(Data items)

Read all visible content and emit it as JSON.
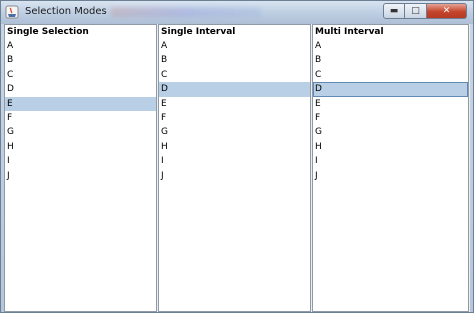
{
  "window": {
    "title": "Selection Modes",
    "minimize_icon": "minimize-icon",
    "maximize_icon": "maximize-icon",
    "close_icon": "close-icon"
  },
  "columns": [
    {
      "header": "Single Selection",
      "items": [
        "A",
        "B",
        "C",
        "D",
        "E",
        "F",
        "G",
        "H",
        "I",
        "J"
      ],
      "selected": [
        "E"
      ]
    },
    {
      "header": "Single Interval",
      "items": [
        "A",
        "B",
        "C",
        "D",
        "E",
        "F",
        "G",
        "H",
        "I",
        "J"
      ],
      "selected": [
        "D"
      ]
    },
    {
      "header": "Multi Interval",
      "items": [
        "A",
        "B",
        "C",
        "D",
        "E",
        "F",
        "G",
        "H",
        "I",
        "J"
      ],
      "selected": [
        "D"
      ],
      "focused": "D"
    }
  ],
  "colors": {
    "selection": "#b8cfe5",
    "focus_border": "#6388b4"
  }
}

◆ **What to produce**
The data above should be repeated exactly, minus any pictures.

◆ **The result**
Read all visible content and emit it as JSON.
{
  "window": {
    "title": "Selection Modes",
    "minimize_icon": "minimize-icon",
    "maximize_icon": "maximize-icon",
    "close_icon": "close-icon"
  },
  "columns": [
    {
      "header": "Single Selection",
      "items": [
        "A",
        "B",
        "C",
        "D",
        "E",
        "F",
        "G",
        "H",
        "I",
        "J"
      ],
      "selected": [
        "E"
      ]
    },
    {
      "header": "Single Interval",
      "items": [
        "A",
        "B",
        "C",
        "D",
        "E",
        "F",
        "G",
        "H",
        "I",
        "J"
      ],
      "selected": [
        "D"
      ]
    },
    {
      "header": "Multi Interval",
      "items": [
        "A",
        "B",
        "C",
        "D",
        "E",
        "F",
        "G",
        "H",
        "I",
        "J"
      ],
      "selected": [
        "D"
      ],
      "focused": "D"
    }
  ],
  "colors": {
    "selection": "#b8cfe5",
    "focus_border": "#6388b4"
  }
}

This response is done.